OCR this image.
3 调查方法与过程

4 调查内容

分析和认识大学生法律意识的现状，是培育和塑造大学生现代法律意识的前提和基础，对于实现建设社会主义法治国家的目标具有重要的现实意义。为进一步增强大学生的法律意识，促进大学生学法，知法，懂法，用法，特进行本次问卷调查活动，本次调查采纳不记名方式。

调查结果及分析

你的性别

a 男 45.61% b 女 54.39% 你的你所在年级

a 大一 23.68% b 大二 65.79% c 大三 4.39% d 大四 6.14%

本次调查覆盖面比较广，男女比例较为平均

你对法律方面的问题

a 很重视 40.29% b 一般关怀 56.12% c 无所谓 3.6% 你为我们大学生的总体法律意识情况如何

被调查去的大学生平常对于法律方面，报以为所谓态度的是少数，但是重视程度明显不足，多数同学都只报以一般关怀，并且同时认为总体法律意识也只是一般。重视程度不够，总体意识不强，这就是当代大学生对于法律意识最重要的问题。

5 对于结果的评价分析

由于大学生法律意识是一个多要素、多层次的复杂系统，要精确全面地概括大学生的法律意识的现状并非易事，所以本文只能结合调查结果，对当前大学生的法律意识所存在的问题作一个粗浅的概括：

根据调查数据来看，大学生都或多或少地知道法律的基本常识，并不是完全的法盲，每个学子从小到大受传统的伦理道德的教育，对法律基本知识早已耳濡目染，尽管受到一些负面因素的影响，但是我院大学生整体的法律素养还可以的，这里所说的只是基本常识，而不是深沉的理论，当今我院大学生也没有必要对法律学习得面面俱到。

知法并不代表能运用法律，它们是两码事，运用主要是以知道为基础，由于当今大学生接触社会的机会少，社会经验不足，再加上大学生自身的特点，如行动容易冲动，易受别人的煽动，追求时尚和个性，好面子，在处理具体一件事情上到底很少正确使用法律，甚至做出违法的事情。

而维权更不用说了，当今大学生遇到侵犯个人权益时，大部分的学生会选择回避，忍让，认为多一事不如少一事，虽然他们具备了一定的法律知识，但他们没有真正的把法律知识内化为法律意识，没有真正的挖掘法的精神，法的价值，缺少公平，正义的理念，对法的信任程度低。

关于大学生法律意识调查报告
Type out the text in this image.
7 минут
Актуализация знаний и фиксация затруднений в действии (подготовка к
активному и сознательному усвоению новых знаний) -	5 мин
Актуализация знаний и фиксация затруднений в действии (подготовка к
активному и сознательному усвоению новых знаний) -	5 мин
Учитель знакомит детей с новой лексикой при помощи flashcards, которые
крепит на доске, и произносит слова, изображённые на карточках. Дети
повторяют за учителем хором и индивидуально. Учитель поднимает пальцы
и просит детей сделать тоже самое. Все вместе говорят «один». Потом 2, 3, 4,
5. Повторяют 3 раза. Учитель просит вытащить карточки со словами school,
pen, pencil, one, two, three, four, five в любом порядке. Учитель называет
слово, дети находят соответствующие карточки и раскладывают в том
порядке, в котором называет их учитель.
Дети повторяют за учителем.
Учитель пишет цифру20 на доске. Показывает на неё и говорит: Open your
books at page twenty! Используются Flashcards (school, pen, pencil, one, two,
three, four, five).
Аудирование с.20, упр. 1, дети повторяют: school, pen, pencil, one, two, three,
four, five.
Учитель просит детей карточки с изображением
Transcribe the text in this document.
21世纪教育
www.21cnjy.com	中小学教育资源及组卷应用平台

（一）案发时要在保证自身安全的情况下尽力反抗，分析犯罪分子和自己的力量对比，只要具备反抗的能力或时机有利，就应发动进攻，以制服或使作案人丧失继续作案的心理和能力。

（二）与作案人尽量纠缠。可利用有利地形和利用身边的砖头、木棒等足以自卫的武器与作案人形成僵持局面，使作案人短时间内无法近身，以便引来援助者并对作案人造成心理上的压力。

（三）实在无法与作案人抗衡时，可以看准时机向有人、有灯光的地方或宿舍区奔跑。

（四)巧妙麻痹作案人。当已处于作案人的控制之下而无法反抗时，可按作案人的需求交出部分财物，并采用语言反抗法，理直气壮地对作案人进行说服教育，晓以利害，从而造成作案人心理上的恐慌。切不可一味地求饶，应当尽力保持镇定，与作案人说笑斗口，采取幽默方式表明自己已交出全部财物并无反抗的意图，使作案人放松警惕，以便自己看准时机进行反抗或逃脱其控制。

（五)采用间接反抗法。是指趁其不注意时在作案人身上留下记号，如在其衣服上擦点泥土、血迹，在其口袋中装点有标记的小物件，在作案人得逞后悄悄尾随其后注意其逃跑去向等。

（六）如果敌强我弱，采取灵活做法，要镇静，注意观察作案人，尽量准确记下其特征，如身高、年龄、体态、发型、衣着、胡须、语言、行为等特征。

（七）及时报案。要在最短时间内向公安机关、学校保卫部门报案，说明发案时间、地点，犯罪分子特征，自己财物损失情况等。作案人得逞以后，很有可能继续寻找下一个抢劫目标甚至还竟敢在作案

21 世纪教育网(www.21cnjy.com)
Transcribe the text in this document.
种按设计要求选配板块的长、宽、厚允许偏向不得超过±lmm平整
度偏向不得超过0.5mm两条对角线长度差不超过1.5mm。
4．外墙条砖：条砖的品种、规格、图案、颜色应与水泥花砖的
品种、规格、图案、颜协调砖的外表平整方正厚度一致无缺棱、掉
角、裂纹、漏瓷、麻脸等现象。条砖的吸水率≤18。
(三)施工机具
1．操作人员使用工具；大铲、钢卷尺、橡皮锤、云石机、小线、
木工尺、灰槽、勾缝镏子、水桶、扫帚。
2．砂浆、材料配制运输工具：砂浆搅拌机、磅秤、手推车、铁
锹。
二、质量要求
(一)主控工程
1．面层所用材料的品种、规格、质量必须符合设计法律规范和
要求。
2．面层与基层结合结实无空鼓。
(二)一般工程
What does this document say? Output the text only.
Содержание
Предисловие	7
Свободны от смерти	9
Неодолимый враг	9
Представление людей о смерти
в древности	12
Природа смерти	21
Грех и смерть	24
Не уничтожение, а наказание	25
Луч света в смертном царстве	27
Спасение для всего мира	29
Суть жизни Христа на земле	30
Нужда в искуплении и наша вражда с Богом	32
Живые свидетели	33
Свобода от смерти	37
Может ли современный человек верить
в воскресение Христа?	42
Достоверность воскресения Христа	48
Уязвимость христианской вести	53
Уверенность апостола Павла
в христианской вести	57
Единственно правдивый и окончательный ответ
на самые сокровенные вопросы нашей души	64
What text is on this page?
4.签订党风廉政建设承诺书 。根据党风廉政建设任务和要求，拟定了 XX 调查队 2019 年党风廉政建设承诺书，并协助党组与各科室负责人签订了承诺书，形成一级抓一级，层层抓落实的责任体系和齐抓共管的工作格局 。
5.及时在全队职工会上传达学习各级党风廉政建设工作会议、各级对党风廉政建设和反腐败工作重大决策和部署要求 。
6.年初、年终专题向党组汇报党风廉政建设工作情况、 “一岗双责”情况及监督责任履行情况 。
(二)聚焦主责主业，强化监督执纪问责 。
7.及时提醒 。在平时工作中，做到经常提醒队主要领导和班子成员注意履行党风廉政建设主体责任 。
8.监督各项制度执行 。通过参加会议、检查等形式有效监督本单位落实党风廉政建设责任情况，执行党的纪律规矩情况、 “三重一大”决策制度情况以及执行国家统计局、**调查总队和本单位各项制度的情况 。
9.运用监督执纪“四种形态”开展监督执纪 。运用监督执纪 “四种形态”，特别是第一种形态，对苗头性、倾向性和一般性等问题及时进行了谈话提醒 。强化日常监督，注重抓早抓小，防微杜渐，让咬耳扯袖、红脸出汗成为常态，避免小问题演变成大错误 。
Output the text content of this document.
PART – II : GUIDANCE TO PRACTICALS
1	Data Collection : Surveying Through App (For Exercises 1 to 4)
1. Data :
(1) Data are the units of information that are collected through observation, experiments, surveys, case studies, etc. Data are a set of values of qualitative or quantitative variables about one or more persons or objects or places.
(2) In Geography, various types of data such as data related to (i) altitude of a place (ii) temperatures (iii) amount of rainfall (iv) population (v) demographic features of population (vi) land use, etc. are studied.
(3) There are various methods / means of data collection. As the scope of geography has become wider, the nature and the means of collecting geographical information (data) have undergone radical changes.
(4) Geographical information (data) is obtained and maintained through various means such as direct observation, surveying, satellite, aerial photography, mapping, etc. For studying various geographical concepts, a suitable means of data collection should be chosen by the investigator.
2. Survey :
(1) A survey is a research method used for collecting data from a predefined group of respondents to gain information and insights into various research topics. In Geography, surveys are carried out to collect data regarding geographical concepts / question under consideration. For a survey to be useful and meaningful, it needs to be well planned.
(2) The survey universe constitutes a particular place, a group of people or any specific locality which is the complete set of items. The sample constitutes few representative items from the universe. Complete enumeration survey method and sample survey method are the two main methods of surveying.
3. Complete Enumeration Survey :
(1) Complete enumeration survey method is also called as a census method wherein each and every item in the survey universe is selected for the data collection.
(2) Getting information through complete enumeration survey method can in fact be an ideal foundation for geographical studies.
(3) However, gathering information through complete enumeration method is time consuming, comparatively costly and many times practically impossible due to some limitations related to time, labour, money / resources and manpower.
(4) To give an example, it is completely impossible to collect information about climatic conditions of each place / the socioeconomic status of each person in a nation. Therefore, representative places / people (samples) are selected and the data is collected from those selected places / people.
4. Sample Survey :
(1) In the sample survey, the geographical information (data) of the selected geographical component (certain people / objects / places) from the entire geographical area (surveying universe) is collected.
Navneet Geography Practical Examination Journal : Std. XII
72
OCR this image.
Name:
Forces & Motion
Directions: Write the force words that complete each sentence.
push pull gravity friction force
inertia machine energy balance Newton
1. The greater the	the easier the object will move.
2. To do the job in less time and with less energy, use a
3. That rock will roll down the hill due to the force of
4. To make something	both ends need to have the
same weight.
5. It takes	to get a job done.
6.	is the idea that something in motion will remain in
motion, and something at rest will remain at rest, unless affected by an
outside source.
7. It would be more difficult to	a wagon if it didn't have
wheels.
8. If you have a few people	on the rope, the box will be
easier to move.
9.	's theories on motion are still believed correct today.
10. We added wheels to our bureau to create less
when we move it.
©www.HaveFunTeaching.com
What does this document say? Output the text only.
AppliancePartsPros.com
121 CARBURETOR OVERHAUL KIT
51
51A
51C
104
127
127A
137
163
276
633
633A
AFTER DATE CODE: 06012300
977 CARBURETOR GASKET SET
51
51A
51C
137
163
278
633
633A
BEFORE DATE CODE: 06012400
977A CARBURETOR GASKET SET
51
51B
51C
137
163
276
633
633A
=-=-=-=-=
What you should do | Which lines of the material contain the string "Христа"? List each of them.

Exercise answer |
Суть жизни Христа на земле	30
в воскресение Христа?	42
Достоверность воскресения Христа	48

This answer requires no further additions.